**Dataset rows**
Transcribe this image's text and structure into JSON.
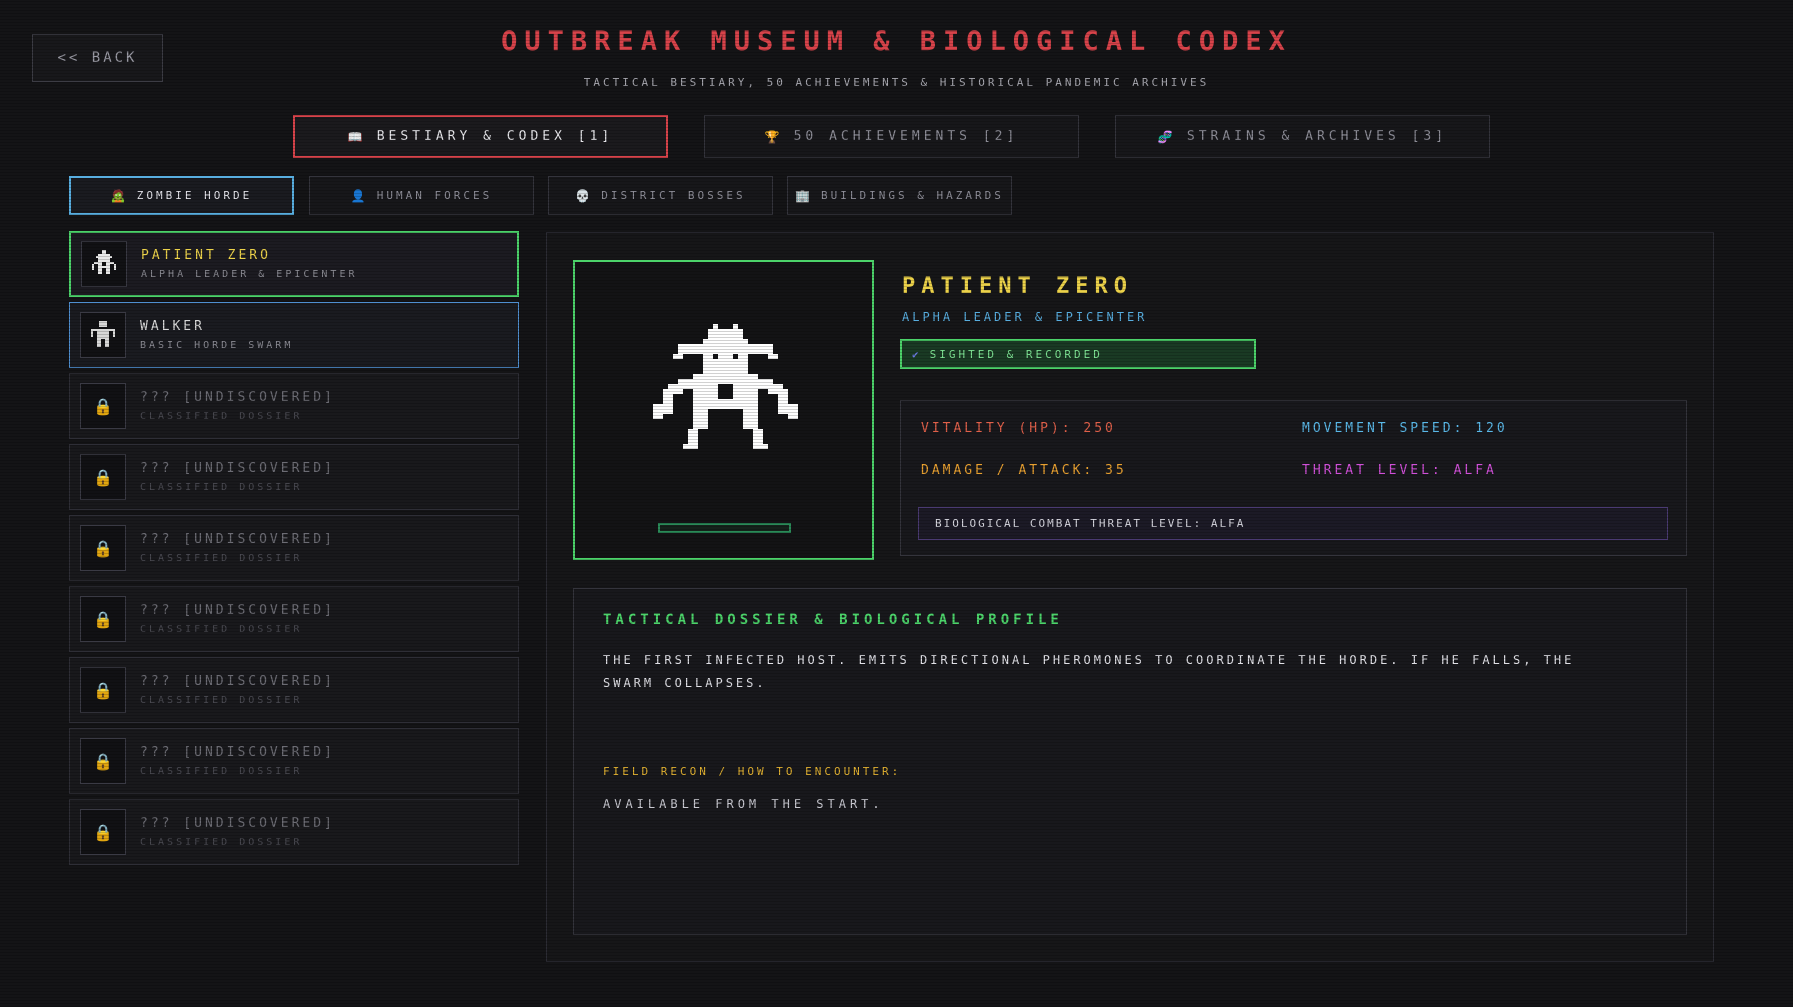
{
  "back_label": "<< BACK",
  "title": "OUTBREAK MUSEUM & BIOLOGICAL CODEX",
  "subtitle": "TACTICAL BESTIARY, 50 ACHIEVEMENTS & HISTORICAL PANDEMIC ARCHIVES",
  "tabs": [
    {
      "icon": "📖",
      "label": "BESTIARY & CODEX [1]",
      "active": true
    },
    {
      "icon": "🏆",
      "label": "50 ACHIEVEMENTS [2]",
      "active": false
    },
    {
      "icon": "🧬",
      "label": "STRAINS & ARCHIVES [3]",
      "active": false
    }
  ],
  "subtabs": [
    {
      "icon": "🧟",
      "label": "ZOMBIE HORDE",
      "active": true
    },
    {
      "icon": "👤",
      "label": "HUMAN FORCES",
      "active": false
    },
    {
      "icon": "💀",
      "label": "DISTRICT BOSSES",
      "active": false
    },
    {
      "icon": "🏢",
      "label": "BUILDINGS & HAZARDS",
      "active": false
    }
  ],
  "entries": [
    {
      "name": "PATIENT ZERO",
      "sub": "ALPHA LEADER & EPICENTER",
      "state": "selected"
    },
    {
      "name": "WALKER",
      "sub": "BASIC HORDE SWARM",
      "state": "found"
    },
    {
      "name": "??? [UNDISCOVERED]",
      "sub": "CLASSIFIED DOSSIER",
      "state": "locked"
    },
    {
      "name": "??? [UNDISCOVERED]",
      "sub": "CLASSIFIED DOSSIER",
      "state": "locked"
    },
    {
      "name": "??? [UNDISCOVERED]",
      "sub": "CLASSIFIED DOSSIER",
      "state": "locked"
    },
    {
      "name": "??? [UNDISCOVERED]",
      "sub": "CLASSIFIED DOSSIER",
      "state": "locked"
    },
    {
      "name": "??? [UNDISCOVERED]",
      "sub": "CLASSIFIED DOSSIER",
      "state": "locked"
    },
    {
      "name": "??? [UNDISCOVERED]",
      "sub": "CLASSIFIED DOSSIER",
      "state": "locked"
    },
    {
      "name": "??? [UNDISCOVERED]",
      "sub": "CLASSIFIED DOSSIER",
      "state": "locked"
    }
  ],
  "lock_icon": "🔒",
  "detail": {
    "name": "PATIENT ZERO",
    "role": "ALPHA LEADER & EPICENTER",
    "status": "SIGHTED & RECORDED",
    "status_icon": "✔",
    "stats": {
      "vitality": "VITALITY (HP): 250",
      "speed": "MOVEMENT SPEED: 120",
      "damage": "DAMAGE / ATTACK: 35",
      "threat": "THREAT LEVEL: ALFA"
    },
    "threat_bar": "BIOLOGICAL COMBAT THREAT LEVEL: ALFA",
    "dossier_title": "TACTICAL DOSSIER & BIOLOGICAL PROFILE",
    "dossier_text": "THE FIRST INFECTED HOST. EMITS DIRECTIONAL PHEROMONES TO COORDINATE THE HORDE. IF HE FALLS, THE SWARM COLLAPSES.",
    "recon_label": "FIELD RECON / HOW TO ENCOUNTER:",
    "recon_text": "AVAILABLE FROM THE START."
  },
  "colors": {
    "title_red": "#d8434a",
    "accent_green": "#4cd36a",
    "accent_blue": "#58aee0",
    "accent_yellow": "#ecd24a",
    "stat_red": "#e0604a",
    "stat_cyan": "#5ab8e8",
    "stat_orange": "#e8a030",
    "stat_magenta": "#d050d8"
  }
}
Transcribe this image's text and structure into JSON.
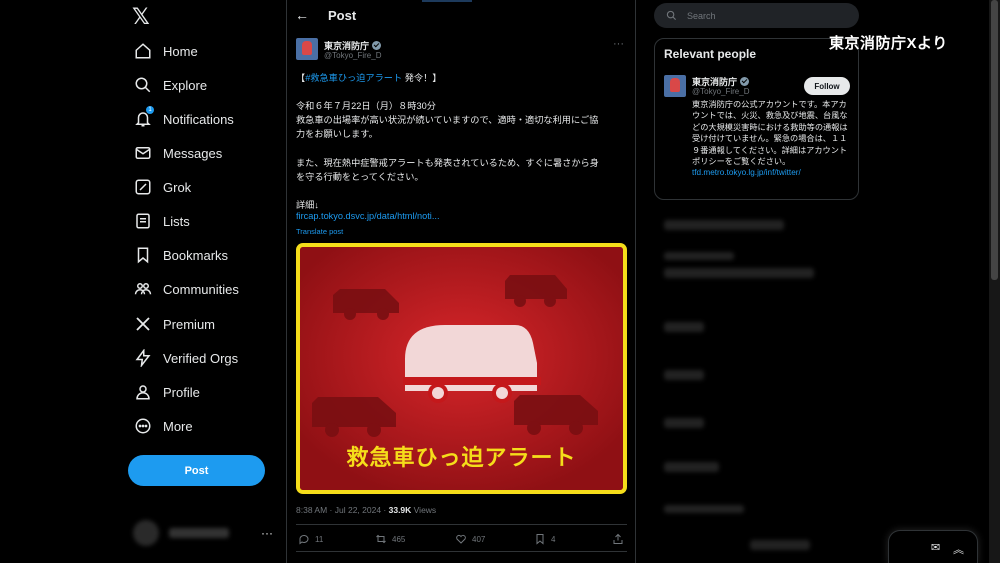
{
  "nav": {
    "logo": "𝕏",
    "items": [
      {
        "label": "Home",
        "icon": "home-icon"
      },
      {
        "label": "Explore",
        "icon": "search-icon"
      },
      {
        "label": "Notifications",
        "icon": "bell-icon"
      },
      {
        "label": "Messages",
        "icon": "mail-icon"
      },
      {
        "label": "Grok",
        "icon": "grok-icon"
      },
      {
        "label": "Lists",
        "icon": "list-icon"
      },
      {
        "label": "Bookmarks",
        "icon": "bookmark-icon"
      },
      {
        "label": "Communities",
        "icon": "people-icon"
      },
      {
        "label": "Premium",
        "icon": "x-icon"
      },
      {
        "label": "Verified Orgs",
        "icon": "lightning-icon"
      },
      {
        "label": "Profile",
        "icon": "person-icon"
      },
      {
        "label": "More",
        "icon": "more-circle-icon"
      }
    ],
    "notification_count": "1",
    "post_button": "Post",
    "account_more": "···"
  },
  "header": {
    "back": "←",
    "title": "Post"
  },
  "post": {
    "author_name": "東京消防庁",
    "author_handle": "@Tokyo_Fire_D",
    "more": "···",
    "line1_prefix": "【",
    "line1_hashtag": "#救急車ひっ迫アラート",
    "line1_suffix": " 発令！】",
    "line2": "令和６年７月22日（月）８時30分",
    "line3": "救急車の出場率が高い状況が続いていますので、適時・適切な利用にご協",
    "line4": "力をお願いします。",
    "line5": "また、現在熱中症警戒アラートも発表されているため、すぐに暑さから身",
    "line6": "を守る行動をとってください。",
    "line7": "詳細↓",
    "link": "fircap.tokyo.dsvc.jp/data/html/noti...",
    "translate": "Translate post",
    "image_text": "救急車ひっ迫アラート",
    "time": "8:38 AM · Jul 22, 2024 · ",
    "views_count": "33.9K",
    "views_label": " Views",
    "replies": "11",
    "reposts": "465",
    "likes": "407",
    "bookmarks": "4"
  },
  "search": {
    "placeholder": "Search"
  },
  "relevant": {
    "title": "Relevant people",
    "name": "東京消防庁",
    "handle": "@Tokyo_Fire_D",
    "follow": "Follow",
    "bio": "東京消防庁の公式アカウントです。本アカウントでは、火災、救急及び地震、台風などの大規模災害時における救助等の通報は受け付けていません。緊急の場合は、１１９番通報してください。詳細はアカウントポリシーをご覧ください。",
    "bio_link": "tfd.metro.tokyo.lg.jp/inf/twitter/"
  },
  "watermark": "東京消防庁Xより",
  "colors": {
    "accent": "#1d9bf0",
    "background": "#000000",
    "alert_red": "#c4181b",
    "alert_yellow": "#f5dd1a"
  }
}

**Task brief**
Using the material above, return every line exactly as it appears, minus the pictures.

**Reply**
Transcribe this image's text and structure into JSON.
{
  "back_label": "<< BACK",
  "title": "OUTBREAK MUSEUM & BIOLOGICAL CODEX",
  "subtitle": "TACTICAL BESTIARY, 50 ACHIEVEMENTS & HISTORICAL PANDEMIC ARCHIVES",
  "tabs": [
    {
      "icon": "📖",
      "label": "BESTIARY & CODEX [1]",
      "active": true
    },
    {
      "icon": "🏆",
      "label": "50 ACHIEVEMENTS [2]",
      "active": false
    },
    {
      "icon": "🧬",
      "label": "STRAINS & ARCHIVES [3]",
      "active": false
    }
  ],
  "subtabs": [
    {
      "icon": "🧟",
      "label": "ZOMBIE HORDE",
      "active": true
    },
    {
      "icon": "👤",
      "label": "HUMAN FORCES",
      "active": false
    },
    {
      "icon": "💀",
      "label": "DISTRICT BOSSES",
      "active": false
    },
    {
      "icon": "🏢",
      "label": "BUILDINGS & HAZARDS",
      "active": false
    }
  ],
  "entries": [
    {
      "name": "PATIENT ZERO",
      "sub": "ALPHA LEADER & EPICENTER",
      "state": "selected"
    },
    {
      "name": "WALKER",
      "sub": "BASIC HORDE SWARM",
      "state": "found"
    },
    {
      "name": "??? [UNDISCOVERED]",
      "sub": "CLASSIFIED DOSSIER",
      "state": "locked"
    },
    {
      "name": "??? [UNDISCOVERED]",
      "sub": "CLASSIFIED DOSSIER",
      "state": "locked"
    },
    {
      "name": "??? [UNDISCOVERED]",
      "sub": "CLASSIFIED DOSSIER",
      "state": "locked"
    },
    {
      "name": "??? [UNDISCOVERED]",
      "sub": "CLASSIFIED DOSSIER",
      "state": "locked"
    },
    {
      "name": "??? [UNDISCOVERED]",
      "sub": "CLASSIFIED DOSSIER",
      "state": "locked"
    },
    {
      "name": "??? [UNDISCOVERED]",
      "sub": "CLASSIFIED DOSSIER",
      "state": "locked"
    },
    {
      "name": "??? [UNDISCOVERED]",
      "sub": "CLASSIFIED DOSSIER",
      "state": "locked"
    }
  ],
  "lock_icon": "🔒",
  "detail": {
    "name": "PATIENT ZERO",
    "role": "ALPHA LEADER & EPICENTER",
    "status": "SIGHTED & RECORDED",
    "status_icon": "✔",
    "stats": {
      "vitality": "VITALITY (HP): 250",
      "speed": "MOVEMENT SPEED: 120",
      "damage": "DAMAGE / ATTACK: 35",
      "threat": "THREAT LEVEL: ALFA"
    },
    "threat_bar": "BIOLOGICAL COMBAT THREAT LEVEL: ALFA",
    "dossier_title": "TACTICAL DOSSIER & BIOLOGICAL PROFILE",
    "dossier_text": "THE FIRST INFECTED HOST. EMITS DIRECTIONAL PHEROMONES TO COORDINATE THE HORDE. IF HE FALLS, THE SWARM COLLAPSES.",
    "recon_label": "FIELD RECON / HOW TO ENCOUNTER:",
    "recon_text": "AVAILABLE FROM THE START."
  },
  "colors": {
    "title_red": "#d8434a",
    "accent_green": "#4cd36a",
    "accent_blue": "#58aee0",
    "accent_yellow": "#ecd24a",
    "stat_red": "#e0604a",
    "stat_cyan": "#5ab8e8",
    "stat_orange": "#e8a030",
    "stat_magenta": "#d050d8"
  }
}
Transcribe this image's text and structure into JSON.
{
  "nav": {
    "logo": "𝕏",
    "items": [
      {
        "label": "Home",
        "icon": "home-icon"
      },
      {
        "label": "Explore",
        "icon": "search-icon"
      },
      {
        "label": "Notifications",
        "icon": "bell-icon"
      },
      {
        "label": "Messages",
        "icon": "mail-icon"
      },
      {
        "label": "Grok",
        "icon": "grok-icon"
      },
      {
        "label": "Lists",
        "icon": "list-icon"
      },
      {
        "label": "Bookmarks",
        "icon": "bookmark-icon"
      },
      {
        "label": "Communities",
        "icon": "people-icon"
      },
      {
        "label": "Premium",
        "icon": "x-icon"
      },
      {
        "label": "Verified Orgs",
        "icon": "lightning-icon"
      },
      {
        "label": "Profile",
        "icon": "person-icon"
      },
      {
        "label": "More",
        "icon": "more-circle-icon"
      }
    ],
    "notification_count": "1",
    "post_button": "Post",
    "account_more": "···"
  },
  "header": {
    "back": "←",
    "title": "Post"
  },
  "post": {
    "author_name": "東京消防庁",
    "author_handle": "@Tokyo_Fire_D",
    "more": "···",
    "line1_prefix": "【",
    "line1_hashtag": "#救急車ひっ迫アラート",
    "line1_suffix": " 発令！】",
    "line2": "令和６年７月22日（月）８時30分",
    "line3": "救急車の出場率が高い状況が続いていますので、適時・適切な利用にご協",
    "line4": "力をお願いします。",
    "line5": "また、現在熱中症警戒アラートも発表されているため、すぐに暑さから身",
    "line6": "を守る行動をとってください。",
    "line7": "詳細↓",
    "link": "fircap.tokyo.dsvc.jp/data/html/noti...",
    "translate": "Translate post",
    "image_text": "救急車ひっ迫アラート",
    "time": "8:38 AM · Jul 22, 2024 · ",
    "views_count": "33.9K",
    "views_label": " Views",
    "replies": "11",
    "reposts": "465",
    "likes": "407",
    "bookmarks": "4"
  },
  "search": {
    "placeholder": "Search"
  },
  "relevant": {
    "title": "Relevant people",
    "name": "東京消防庁",
    "handle": "@Tokyo_Fire_D",
    "follow": "Follow",
    "bio": "東京消防庁の公式アカウントです。本アカウントでは、火災、救急及び地震、台風などの大規模災害時における救助等の通報は受け付けていません。緊急の場合は、１１９番通報してください。詳細はアカウントポリシーをご覧ください。",
    "bio_link": "tfd.metro.tokyo.lg.jp/inf/twitter/"
  },
  "watermark": "東京消防庁Xより",
  "colors": {
    "accent": "#1d9bf0",
    "background": "#000000",
    "alert_red": "#c4181b",
    "alert_yellow": "#f5dd1a"
  }
}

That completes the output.